[Aim] Skip the pictures and repeat each line of the data exactly.

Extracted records

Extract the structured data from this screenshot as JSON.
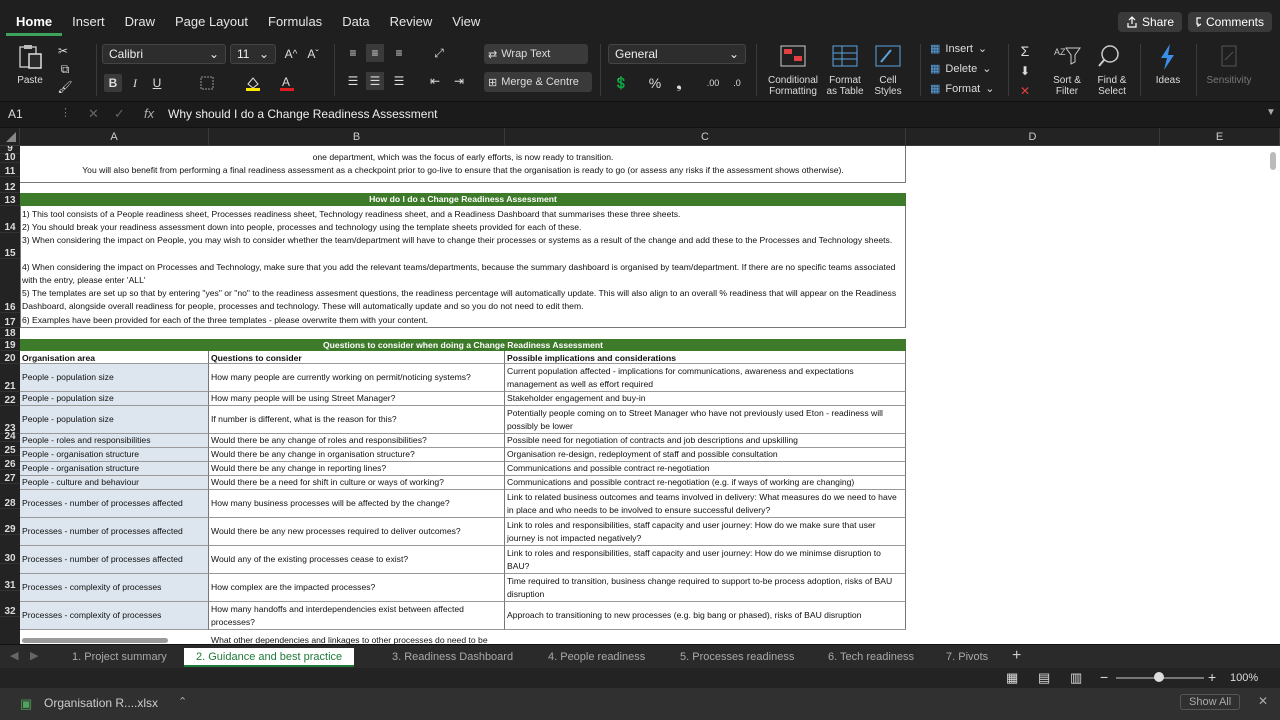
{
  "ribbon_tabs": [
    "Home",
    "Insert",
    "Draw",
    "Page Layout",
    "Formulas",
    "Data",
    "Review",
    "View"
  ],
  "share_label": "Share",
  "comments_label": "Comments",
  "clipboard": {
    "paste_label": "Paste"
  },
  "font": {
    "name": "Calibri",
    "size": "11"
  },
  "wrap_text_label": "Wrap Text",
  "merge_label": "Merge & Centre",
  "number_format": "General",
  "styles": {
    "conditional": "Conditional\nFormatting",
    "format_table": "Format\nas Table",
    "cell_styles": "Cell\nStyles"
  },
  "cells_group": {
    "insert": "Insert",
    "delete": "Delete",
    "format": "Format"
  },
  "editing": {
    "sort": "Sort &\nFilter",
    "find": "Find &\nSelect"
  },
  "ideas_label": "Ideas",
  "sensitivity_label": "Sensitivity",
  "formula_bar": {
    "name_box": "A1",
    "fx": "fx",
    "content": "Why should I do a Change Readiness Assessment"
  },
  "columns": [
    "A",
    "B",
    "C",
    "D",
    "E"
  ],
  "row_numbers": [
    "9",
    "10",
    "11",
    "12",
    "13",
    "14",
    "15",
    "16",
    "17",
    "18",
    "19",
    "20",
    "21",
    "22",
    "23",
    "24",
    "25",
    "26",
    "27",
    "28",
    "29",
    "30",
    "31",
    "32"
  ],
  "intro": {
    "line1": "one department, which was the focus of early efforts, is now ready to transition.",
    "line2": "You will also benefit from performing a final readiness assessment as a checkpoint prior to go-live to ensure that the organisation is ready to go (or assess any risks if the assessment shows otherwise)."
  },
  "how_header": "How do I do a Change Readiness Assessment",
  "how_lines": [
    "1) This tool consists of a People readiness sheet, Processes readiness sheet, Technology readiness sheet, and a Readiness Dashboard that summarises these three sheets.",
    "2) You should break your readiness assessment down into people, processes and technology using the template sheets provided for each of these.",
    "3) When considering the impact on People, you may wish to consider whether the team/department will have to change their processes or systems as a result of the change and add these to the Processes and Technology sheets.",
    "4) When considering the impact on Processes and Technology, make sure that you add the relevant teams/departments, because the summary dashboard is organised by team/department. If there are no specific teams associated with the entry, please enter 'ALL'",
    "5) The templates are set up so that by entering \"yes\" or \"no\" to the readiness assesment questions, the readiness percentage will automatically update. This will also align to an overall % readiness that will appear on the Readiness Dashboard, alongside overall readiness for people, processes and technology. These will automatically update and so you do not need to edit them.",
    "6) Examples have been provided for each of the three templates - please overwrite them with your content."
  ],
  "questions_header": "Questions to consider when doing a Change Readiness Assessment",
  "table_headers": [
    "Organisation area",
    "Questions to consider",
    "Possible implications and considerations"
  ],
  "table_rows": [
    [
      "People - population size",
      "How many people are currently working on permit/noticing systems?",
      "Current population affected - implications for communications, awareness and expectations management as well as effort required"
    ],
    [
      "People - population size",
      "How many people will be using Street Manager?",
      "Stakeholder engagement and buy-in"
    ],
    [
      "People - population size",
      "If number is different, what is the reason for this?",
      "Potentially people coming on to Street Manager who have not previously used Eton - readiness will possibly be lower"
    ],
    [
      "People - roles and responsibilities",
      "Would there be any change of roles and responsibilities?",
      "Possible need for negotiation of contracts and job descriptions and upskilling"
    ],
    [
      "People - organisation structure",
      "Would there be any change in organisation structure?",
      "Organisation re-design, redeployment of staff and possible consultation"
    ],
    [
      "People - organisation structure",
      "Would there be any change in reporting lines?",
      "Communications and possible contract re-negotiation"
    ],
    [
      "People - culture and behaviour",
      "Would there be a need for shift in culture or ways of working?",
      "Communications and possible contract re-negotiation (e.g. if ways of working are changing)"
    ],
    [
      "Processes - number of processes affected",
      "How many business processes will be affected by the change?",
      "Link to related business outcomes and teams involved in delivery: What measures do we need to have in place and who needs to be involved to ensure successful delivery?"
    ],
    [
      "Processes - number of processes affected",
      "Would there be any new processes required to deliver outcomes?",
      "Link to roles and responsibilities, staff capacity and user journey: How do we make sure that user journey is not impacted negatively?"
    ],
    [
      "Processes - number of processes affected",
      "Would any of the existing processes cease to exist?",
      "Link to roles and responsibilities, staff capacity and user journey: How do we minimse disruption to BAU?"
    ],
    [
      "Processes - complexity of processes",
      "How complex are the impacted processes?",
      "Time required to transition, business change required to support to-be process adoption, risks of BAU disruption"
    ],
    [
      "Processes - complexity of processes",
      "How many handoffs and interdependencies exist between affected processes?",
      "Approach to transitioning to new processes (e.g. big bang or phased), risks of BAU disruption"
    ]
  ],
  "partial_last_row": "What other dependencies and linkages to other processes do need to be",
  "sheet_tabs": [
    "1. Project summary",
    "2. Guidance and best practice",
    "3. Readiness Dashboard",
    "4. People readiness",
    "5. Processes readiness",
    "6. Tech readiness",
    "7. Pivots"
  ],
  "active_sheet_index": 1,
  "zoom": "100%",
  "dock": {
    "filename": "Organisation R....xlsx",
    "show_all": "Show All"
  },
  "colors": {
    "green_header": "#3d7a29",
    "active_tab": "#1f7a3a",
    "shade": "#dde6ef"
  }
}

[Answer to the problem]
Extract the structured data from this screenshot as JSON.
{
  "ribbon_tabs": [
    "Home",
    "Insert",
    "Draw",
    "Page Layout",
    "Formulas",
    "Data",
    "Review",
    "View"
  ],
  "share_label": "Share",
  "comments_label": "Comments",
  "clipboard": {
    "paste_label": "Paste"
  },
  "font": {
    "name": "Calibri",
    "size": "11"
  },
  "wrap_text_label": "Wrap Text",
  "merge_label": "Merge & Centre",
  "number_format": "General",
  "styles": {
    "conditional": "Conditional\nFormatting",
    "format_table": "Format\nas Table",
    "cell_styles": "Cell\nStyles"
  },
  "cells_group": {
    "insert": "Insert",
    "delete": "Delete",
    "format": "Format"
  },
  "editing": {
    "sort": "Sort &\nFilter",
    "find": "Find &\nSelect"
  },
  "ideas_label": "Ideas",
  "sensitivity_label": "Sensitivity",
  "formula_bar": {
    "name_box": "A1",
    "fx": "fx",
    "content": "Why should I do a Change Readiness Assessment"
  },
  "columns": [
    "A",
    "B",
    "C",
    "D",
    "E"
  ],
  "row_numbers": [
    "9",
    "10",
    "11",
    "12",
    "13",
    "14",
    "15",
    "16",
    "17",
    "18",
    "19",
    "20",
    "21",
    "22",
    "23",
    "24",
    "25",
    "26",
    "27",
    "28",
    "29",
    "30",
    "31",
    "32"
  ],
  "intro": {
    "line1": "one department, which was the focus of early efforts, is now ready to transition.",
    "line2": "You will also benefit from performing a final readiness assessment as a checkpoint prior to go-live to ensure that the organisation is ready to go (or assess any risks if the assessment shows otherwise)."
  },
  "how_header": "How do I do a Change Readiness Assessment",
  "how_lines": [
    "1) This tool consists of a People readiness sheet, Processes readiness sheet, Technology readiness sheet, and a Readiness Dashboard that summarises these three sheets.",
    "2) You should break your readiness assessment down into people, processes and technology using the template sheets provided for each of these.",
    "3) When considering the impact on People, you may wish to consider whether the team/department will have to change their processes or systems as a result of the change and add these to the Processes and Technology sheets.",
    "4) When considering the impact on Processes and Technology, make sure that you add the relevant teams/departments, because the summary dashboard is organised by team/department. If there are no specific teams associated with the entry, please enter 'ALL'",
    "5) The templates are set up so that by entering \"yes\" or \"no\" to the readiness assesment questions, the readiness percentage will automatically update. This will also align to an overall % readiness that will appear on the Readiness Dashboard, alongside overall readiness for people, processes and technology. These will automatically update and so you do not need to edit them.",
    "6) Examples have been provided for each of the three templates - please overwrite them with your content."
  ],
  "questions_header": "Questions to consider when doing a Change Readiness Assessment",
  "table_headers": [
    "Organisation area",
    "Questions to consider",
    "Possible implications and considerations"
  ],
  "table_rows": [
    [
      "People - population size",
      "How many people are currently working on permit/noticing systems?",
      "Current population affected - implications for communications, awareness and expectations management as well as effort required"
    ],
    [
      "People - population size",
      "How many people will be using Street Manager?",
      "Stakeholder engagement and buy-in"
    ],
    [
      "People - population size",
      "If number is different, what is the reason for this?",
      "Potentially people coming on to Street Manager who have not previously used Eton - readiness will possibly be lower"
    ],
    [
      "People - roles and responsibilities",
      "Would there be any change of roles and responsibilities?",
      "Possible need for negotiation of contracts and job descriptions and upskilling"
    ],
    [
      "People - organisation structure",
      "Would there be any change in organisation structure?",
      "Organisation re-design, redeployment of staff and possible consultation"
    ],
    [
      "People - organisation structure",
      "Would there be any change in reporting lines?",
      "Communications and possible contract re-negotiation"
    ],
    [
      "People - culture and behaviour",
      "Would there be a need for shift in culture or ways of working?",
      "Communications and possible contract re-negotiation (e.g. if ways of working are changing)"
    ],
    [
      "Processes - number of processes affected",
      "How many business processes will be affected by the change?",
      "Link to related business outcomes and teams involved in delivery: What measures do we need to have in place and who needs to be involved to ensure successful delivery?"
    ],
    [
      "Processes - number of processes affected",
      "Would there be any new processes required to deliver outcomes?",
      "Link to roles and responsibilities, staff capacity and user journey: How do we make sure that user journey is not impacted negatively?"
    ],
    [
      "Processes - number of processes affected",
      "Would any of the existing processes cease to exist?",
      "Link to roles and responsibilities, staff capacity and user journey: How do we minimse disruption to BAU?"
    ],
    [
      "Processes - complexity of processes",
      "How complex are the impacted processes?",
      "Time required to transition, business change required to support to-be process adoption, risks of BAU disruption"
    ],
    [
      "Processes - complexity of processes",
      "How many handoffs and interdependencies exist between affected processes?",
      "Approach to transitioning to new processes (e.g. big bang or phased), risks of BAU disruption"
    ]
  ],
  "partial_last_row": "What other dependencies and linkages to other processes do need to be",
  "sheet_tabs": [
    "1. Project summary",
    "2. Guidance and best practice",
    "3. Readiness Dashboard",
    "4. People readiness",
    "5. Processes readiness",
    "6. Tech readiness",
    "7. Pivots"
  ],
  "active_sheet_index": 1,
  "zoom": "100%",
  "dock": {
    "filename": "Organisation R....xlsx",
    "show_all": "Show All"
  },
  "colors": {
    "green_header": "#3d7a29",
    "active_tab": "#1f7a3a",
    "shade": "#dde6ef"
  }
}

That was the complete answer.